-- Begin Material shown --
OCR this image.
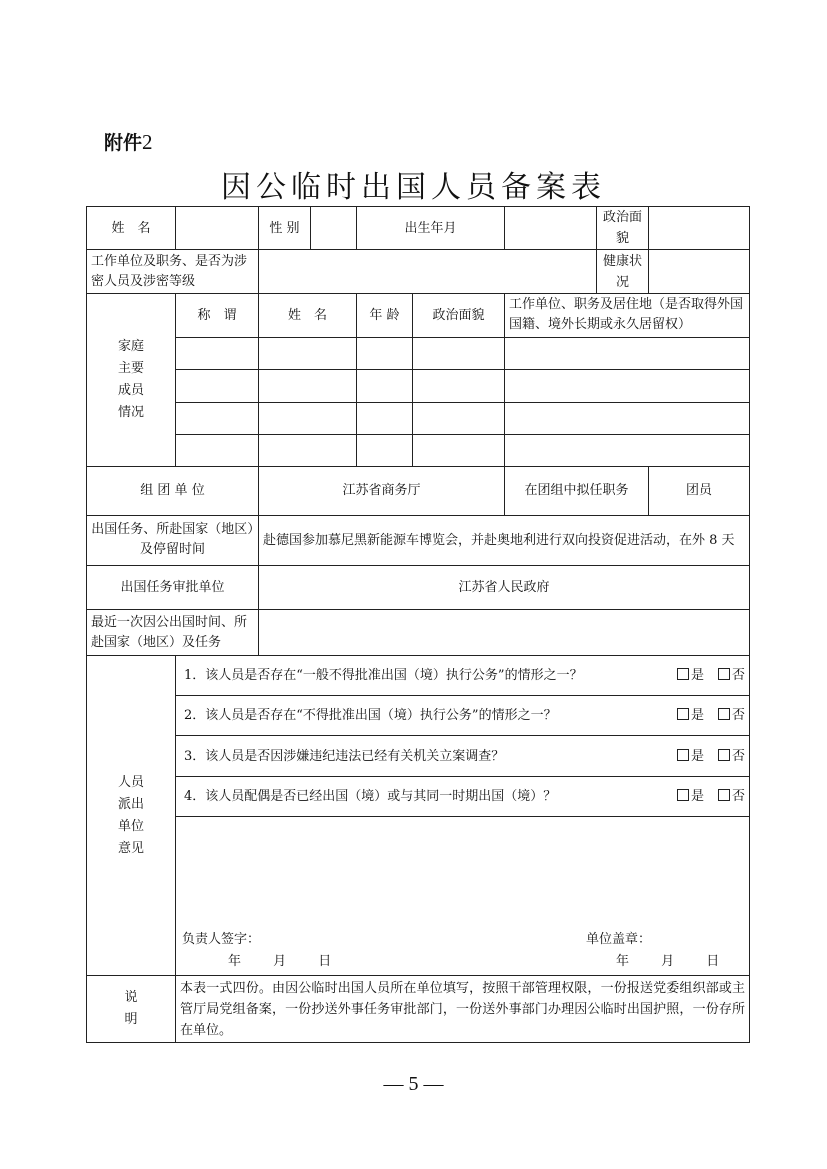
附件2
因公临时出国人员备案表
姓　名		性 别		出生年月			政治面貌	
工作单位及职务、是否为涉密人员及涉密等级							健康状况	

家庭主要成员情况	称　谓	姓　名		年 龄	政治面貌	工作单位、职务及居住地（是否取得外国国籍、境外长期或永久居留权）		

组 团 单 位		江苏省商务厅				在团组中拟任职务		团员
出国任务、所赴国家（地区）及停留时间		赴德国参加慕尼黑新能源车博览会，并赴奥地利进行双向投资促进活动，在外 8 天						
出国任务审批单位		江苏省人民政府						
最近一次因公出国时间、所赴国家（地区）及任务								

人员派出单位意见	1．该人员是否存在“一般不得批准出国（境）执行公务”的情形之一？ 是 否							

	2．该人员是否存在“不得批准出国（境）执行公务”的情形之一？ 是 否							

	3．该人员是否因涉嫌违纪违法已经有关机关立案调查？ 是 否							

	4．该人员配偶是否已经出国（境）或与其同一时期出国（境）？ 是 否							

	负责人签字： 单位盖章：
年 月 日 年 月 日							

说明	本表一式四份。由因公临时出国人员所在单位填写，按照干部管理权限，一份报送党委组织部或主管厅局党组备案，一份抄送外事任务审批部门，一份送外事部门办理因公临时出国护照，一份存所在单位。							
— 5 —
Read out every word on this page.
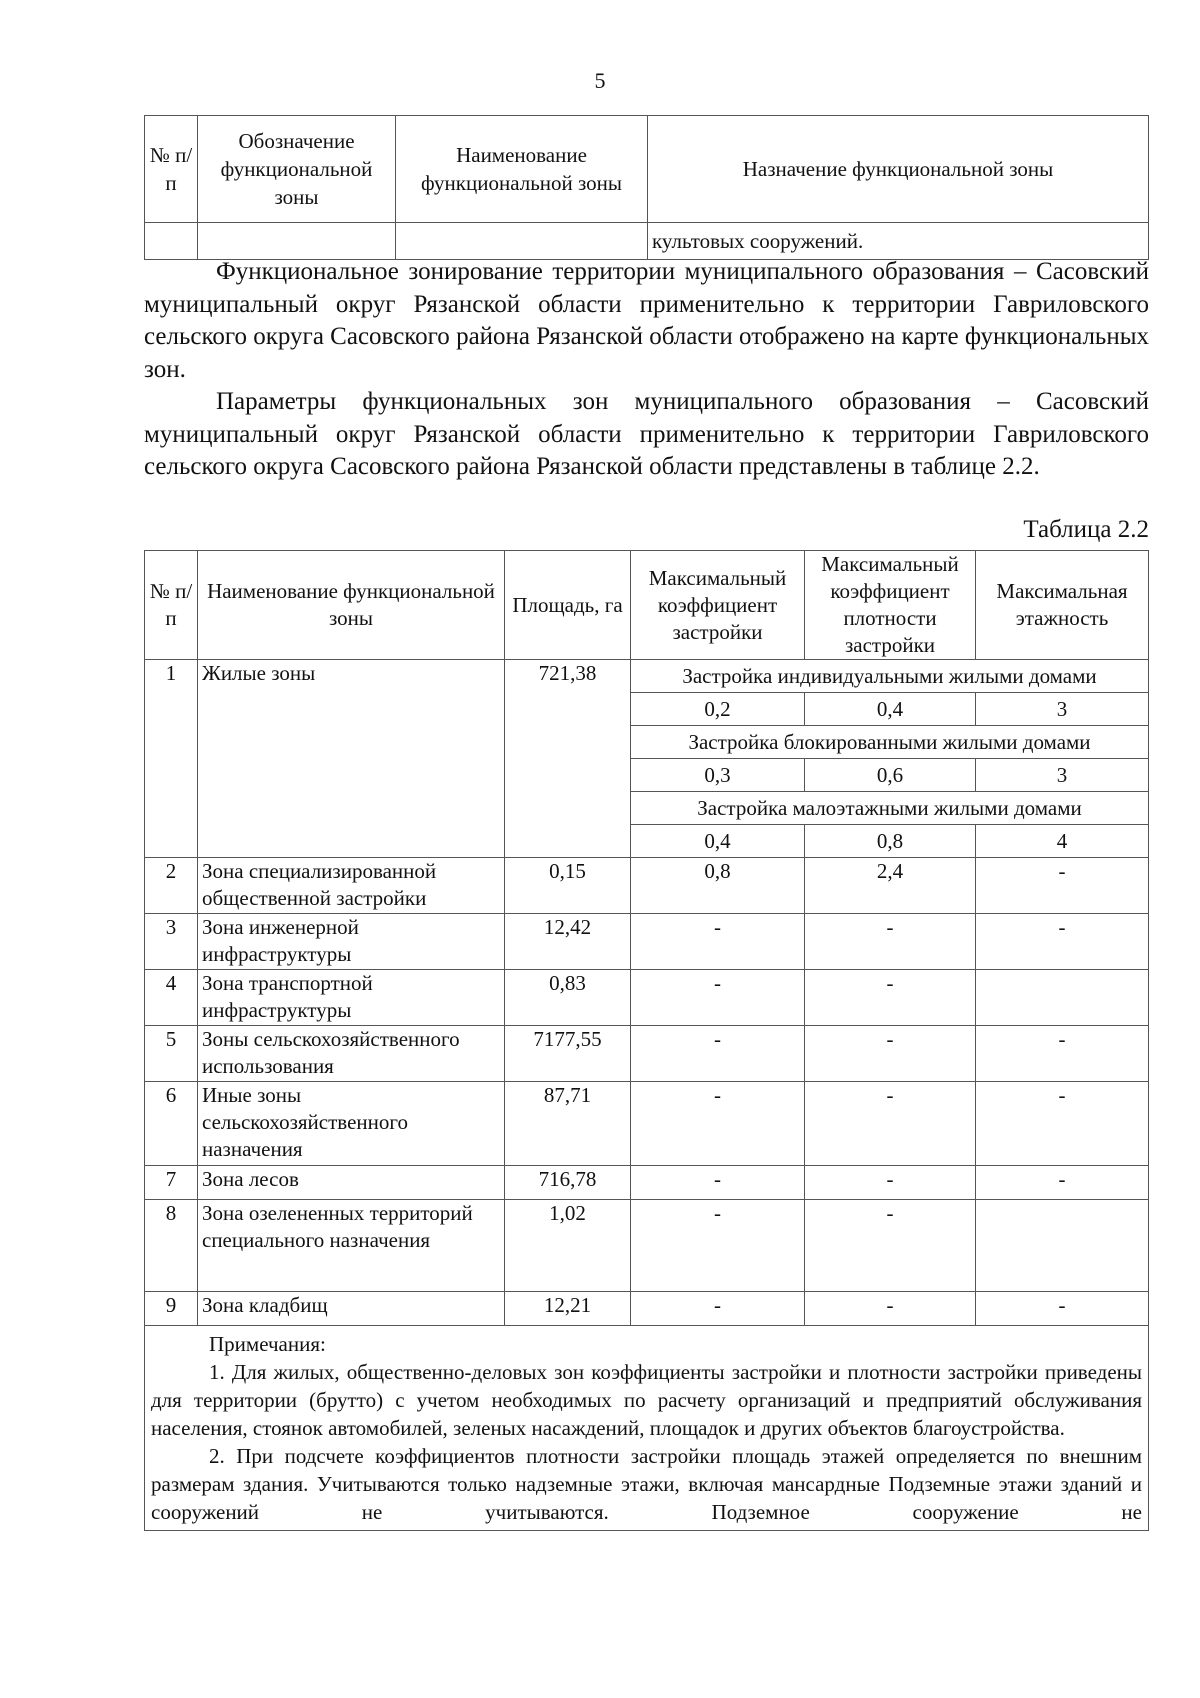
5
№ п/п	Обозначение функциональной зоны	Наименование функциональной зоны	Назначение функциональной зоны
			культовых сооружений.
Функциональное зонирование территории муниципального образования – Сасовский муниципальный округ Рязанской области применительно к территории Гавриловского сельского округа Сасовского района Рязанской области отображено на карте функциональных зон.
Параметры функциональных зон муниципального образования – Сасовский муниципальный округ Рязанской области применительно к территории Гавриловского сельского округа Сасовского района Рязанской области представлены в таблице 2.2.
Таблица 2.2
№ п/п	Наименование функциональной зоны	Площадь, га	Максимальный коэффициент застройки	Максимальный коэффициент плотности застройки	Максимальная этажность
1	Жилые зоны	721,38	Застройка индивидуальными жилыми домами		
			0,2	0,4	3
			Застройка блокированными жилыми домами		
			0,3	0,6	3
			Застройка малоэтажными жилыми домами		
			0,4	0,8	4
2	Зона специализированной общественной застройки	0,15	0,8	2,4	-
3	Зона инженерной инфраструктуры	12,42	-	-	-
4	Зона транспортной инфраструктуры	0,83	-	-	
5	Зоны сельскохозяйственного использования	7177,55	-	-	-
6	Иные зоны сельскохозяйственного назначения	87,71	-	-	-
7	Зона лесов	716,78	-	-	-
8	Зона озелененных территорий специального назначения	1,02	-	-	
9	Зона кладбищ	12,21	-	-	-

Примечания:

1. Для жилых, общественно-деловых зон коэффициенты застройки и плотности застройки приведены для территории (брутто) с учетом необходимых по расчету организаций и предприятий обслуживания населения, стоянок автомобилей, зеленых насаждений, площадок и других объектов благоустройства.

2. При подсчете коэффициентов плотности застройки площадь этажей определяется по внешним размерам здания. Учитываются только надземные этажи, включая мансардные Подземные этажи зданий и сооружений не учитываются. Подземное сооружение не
-- End Material shown --
▶ Problem requirements
Write every record out again exactly; no pictures belong in the copy.

▶ Task response
OCR this image.
附件2
因公临时出国人员备案表
姓　名		性 别		出生年月			政治面貌	
工作单位及职务、是否为涉密人员及涉密等级							健康状况	

家庭主要成员情况	称　谓	姓　名		年 龄	政治面貌	工作单位、职务及居住地（是否取得外国国籍、境外长期或永久居留权）		

组 团 单 位		江苏省商务厅				在团组中拟任职务		团员
出国任务、所赴国家（地区）及停留时间		赴德国参加慕尼黑新能源车博览会，并赴奥地利进行双向投资促进活动，在外 8 天						
出国任务审批单位		江苏省人民政府						
最近一次因公出国时间、所赴国家（地区）及任务								

人员派出单位意见	1．该人员是否存在“一般不得批准出国（境）执行公务”的情形之一？ 是 否							

	2．该人员是否存在“不得批准出国（境）执行公务”的情形之一？ 是 否							

	3．该人员是否因涉嫌违纪违法已经有关机关立案调查？ 是 否							

	4．该人员配偶是否已经出国（境）或与其同一时期出国（境）？ 是 否							

	负责人签字： 单位盖章：
年 月 日 年 月 日							

说明	本表一式四份。由因公临时出国人员所在单位填写，按照干部管理权限，一份报送党委组织部或主管厅局党组备案，一份抄送外事任务审批部门，一份送外事部门办理因公临时出国护照，一份存所在单位。							
— 5 —
Read out every word on this page.
5
№ п/п	Обозначение функциональной зоны	Наименование функциональной зоны	Назначение функциональной зоны
			культовых сооружений.
Функциональное зонирование территории муниципального образования – Сасовский муниципальный округ Рязанской области применительно к территории Гавриловского сельского округа Сасовского района Рязанской области отображено на карте функциональных зон.
Параметры функциональных зон муниципального образования – Сасовский муниципальный округ Рязанской области применительно к территории Гавриловского сельского округа Сасовского района Рязанской области представлены в таблице 2.2.
Таблица 2.2
№ п/п	Наименование функциональной зоны	Площадь, га	Максимальный коэффициент застройки	Максимальный коэффициент плотности застройки	Максимальная этажность
1	Жилые зоны	721,38	Застройка индивидуальными жилыми домами		
			0,2	0,4	3
			Застройка блокированными жилыми домами		
			0,3	0,6	3
			Застройка малоэтажными жилыми домами		
			0,4	0,8	4
2	Зона специализированной общественной застройки	0,15	0,8	2,4	-
3	Зона инженерной инфраструктуры	12,42	-	-	-
4	Зона транспортной инфраструктуры	0,83	-	-	
5	Зоны сельскохозяйственного использования	7177,55	-	-	-
6	Иные зоны сельскохозяйственного назначения	87,71	-	-	-
7	Зона лесов	716,78	-	-	-
8	Зона озелененных территорий специального назначения	1,02	-	-	
9	Зона кладбищ	12,21	-	-	-

Примечания:

1. Для жилых, общественно-деловых зон коэффициенты застройки и плотности застройки приведены для территории (брутто) с учетом необходимых по расчету организаций и предприятий обслуживания населения, стоянок автомобилей, зеленых насаждений, площадок и других объектов благоустройства.

2. При подсчете коэффициентов плотности застройки площадь этажей определяется по внешним размерам здания. Учитываются только надземные этажи, включая мансардные Подземные этажи зданий и сооружений не учитываются. Подземное сооружение не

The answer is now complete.